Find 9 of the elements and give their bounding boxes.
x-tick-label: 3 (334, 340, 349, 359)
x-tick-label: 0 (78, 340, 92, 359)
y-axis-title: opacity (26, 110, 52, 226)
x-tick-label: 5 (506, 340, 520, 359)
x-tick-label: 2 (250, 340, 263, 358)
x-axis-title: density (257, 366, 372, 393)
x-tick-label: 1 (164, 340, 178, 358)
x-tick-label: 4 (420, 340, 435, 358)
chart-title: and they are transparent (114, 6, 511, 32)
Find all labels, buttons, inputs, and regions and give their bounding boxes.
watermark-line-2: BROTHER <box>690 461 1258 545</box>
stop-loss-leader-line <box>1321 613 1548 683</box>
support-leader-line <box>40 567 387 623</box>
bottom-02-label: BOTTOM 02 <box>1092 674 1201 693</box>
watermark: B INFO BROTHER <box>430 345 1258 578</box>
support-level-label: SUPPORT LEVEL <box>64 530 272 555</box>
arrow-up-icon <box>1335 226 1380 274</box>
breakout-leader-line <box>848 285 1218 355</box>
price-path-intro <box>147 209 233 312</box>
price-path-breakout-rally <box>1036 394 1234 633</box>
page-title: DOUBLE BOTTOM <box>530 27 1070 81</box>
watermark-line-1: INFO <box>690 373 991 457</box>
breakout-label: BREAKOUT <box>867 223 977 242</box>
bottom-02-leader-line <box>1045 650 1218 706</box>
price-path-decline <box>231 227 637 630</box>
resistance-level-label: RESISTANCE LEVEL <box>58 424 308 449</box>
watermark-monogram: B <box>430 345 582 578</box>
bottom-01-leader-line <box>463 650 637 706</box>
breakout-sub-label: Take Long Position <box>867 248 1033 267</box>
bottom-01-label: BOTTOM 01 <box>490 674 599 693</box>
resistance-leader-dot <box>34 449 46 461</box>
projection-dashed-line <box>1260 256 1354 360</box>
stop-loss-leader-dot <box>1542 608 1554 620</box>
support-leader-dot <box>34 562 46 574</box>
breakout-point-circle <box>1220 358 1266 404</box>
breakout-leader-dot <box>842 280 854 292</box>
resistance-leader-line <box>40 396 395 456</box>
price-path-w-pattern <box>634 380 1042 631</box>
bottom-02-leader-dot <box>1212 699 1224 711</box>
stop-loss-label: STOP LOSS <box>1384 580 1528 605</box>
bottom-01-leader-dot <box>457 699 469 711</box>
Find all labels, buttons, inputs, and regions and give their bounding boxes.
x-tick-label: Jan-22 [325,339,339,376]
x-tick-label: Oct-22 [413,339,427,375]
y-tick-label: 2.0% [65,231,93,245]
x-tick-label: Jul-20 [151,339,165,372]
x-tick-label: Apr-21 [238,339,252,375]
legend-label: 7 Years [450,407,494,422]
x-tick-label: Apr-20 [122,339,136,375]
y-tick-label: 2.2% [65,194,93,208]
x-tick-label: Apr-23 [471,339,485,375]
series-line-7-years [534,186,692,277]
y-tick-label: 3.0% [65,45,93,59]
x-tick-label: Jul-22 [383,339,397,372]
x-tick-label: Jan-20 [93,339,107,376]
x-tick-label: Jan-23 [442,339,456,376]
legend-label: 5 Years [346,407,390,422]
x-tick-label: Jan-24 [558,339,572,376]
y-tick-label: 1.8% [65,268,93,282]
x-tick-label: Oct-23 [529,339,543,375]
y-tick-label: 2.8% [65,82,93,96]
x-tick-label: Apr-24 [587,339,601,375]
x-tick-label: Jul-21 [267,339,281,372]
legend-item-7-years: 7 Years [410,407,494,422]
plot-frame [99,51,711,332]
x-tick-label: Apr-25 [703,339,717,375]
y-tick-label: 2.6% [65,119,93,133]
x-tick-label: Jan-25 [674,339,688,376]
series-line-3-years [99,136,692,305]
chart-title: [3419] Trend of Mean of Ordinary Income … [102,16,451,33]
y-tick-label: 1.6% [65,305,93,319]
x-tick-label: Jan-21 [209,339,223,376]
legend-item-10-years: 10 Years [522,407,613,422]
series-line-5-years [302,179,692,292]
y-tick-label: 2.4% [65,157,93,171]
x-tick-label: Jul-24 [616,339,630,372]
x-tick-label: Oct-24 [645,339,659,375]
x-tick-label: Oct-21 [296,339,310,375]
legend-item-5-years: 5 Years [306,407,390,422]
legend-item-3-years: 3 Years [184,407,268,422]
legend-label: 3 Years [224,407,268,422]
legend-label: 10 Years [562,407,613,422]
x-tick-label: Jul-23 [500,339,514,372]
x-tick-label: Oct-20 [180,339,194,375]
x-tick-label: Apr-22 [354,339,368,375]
--------------------------------------------------
**REQUIREMENT**
Copy every one of the records above, word for word, with nothing changed or left out.

**CORRECT RESULT**
Find 9 of the elements and give their bounding boxes.
x-tick-label: 3 (334, 340, 349, 359)
x-tick-label: 0 (78, 340, 92, 359)
y-axis-title: opacity (26, 110, 52, 226)
x-tick-label: 5 (506, 340, 520, 359)
x-tick-label: 2 (250, 340, 263, 358)
x-axis-title: density (257, 366, 372, 393)
x-tick-label: 1 (164, 340, 178, 358)
x-tick-label: 4 (420, 340, 435, 358)
chart-title: and they are transparent (114, 6, 511, 32)
Find all labels, buttons, inputs, and regions and give their bounding boxes.
watermark-line-2: BROTHER <box>690 461 1258 545</box>
stop-loss-leader-line <box>1321 613 1548 683</box>
support-leader-line <box>40 567 387 623</box>
bottom-02-label: BOTTOM 02 <box>1092 674 1201 693</box>
watermark: B INFO BROTHER <box>430 345 1258 578</box>
support-level-label: SUPPORT LEVEL <box>64 530 272 555</box>
arrow-up-icon <box>1335 226 1380 274</box>
breakout-leader-line <box>848 285 1218 355</box>
price-path-intro <box>147 209 233 312</box>
price-path-breakout-rally <box>1036 394 1234 633</box>
page-title: DOUBLE BOTTOM <box>530 27 1070 81</box>
watermark-line-1: INFO <box>690 373 991 457</box>
breakout-label: BREAKOUT <box>867 223 977 242</box>
bottom-02-leader-line <box>1045 650 1218 706</box>
price-path-decline <box>231 227 637 630</box>
resistance-level-label: RESISTANCE LEVEL <box>58 424 308 449</box>
watermark-monogram: B <box>430 345 582 578</box>
bottom-01-leader-line <box>463 650 637 706</box>
breakout-sub-label: Take Long Position <box>867 248 1033 267</box>
bottom-01-label: BOTTOM 01 <box>490 674 599 693</box>
resistance-leader-dot <box>34 449 46 461</box>
projection-dashed-line <box>1260 256 1354 360</box>
stop-loss-leader-dot <box>1542 608 1554 620</box>
support-leader-dot <box>34 562 46 574</box>
breakout-point-circle <box>1220 358 1266 404</box>
breakout-leader-dot <box>842 280 854 292</box>
resistance-leader-line <box>40 396 395 456</box>
price-path-w-pattern <box>634 380 1042 631</box>
bottom-02-leader-dot <box>1212 699 1224 711</box>
stop-loss-label: STOP LOSS <box>1384 580 1528 605</box>
bottom-01-leader-dot <box>457 699 469 711</box>
Find all labels, buttons, inputs, and regions and give their bounding boxes.
x-tick-label: Jan-22 [325,339,339,376]
x-tick-label: Oct-22 [413,339,427,375]
y-tick-label: 2.0% [65,231,93,245]
x-tick-label: Jul-20 [151,339,165,372]
x-tick-label: Apr-21 [238,339,252,375]
legend-label: 7 Years [450,407,494,422]
x-tick-label: Apr-20 [122,339,136,375]
y-tick-label: 2.2% [65,194,93,208]
x-tick-label: Apr-23 [471,339,485,375]
series-line-7-years [534,186,692,277]
y-tick-label: 3.0% [65,45,93,59]
x-tick-label: Jul-22 [383,339,397,372]
x-tick-label: Jan-20 [93,339,107,376]
x-tick-label: Jan-23 [442,339,456,376]
legend-label: 5 Years [346,407,390,422]
x-tick-label: Jan-24 [558,339,572,376]
y-tick-label: 1.8% [65,268,93,282]
x-tick-label: Oct-23 [529,339,543,375]
y-tick-label: 2.8% [65,82,93,96]
x-tick-label: Apr-24 [587,339,601,375]
x-tick-label: Jul-21 [267,339,281,372]
legend-item-7-years: 7 Years [410,407,494,422]
plot-frame [99,51,711,332]
x-tick-label: Apr-25 [703,339,717,375]
y-tick-label: 2.6% [65,119,93,133]
x-tick-label: Jan-25 [674,339,688,376]
series-line-3-years [99,136,692,305]
chart-title: [3419] Trend of Mean of Ordinary Income … [102,16,451,33]
y-tick-label: 1.6% [65,305,93,319]
x-tick-label: Jan-21 [209,339,223,376]
legend-item-10-years: 10 Years [522,407,613,422]
series-line-5-years [302,179,692,292]
y-tick-label: 2.4% [65,157,93,171]
x-tick-label: Jul-24 [616,339,630,372]
x-tick-label: Oct-24 [645,339,659,375]
x-tick-label: Oct-21 [296,339,310,375]
legend-item-5-years: 5 Years [306,407,390,422]
legend-item-3-years: 3 Years [184,407,268,422]
legend-label: 3 Years [224,407,268,422]
legend-label: 10 Years [562,407,613,422]
x-tick-label: Jul-23 [500,339,514,372]
x-tick-label: Oct-20 [180,339,194,375]
x-tick-label: Apr-22 [354,339,368,375]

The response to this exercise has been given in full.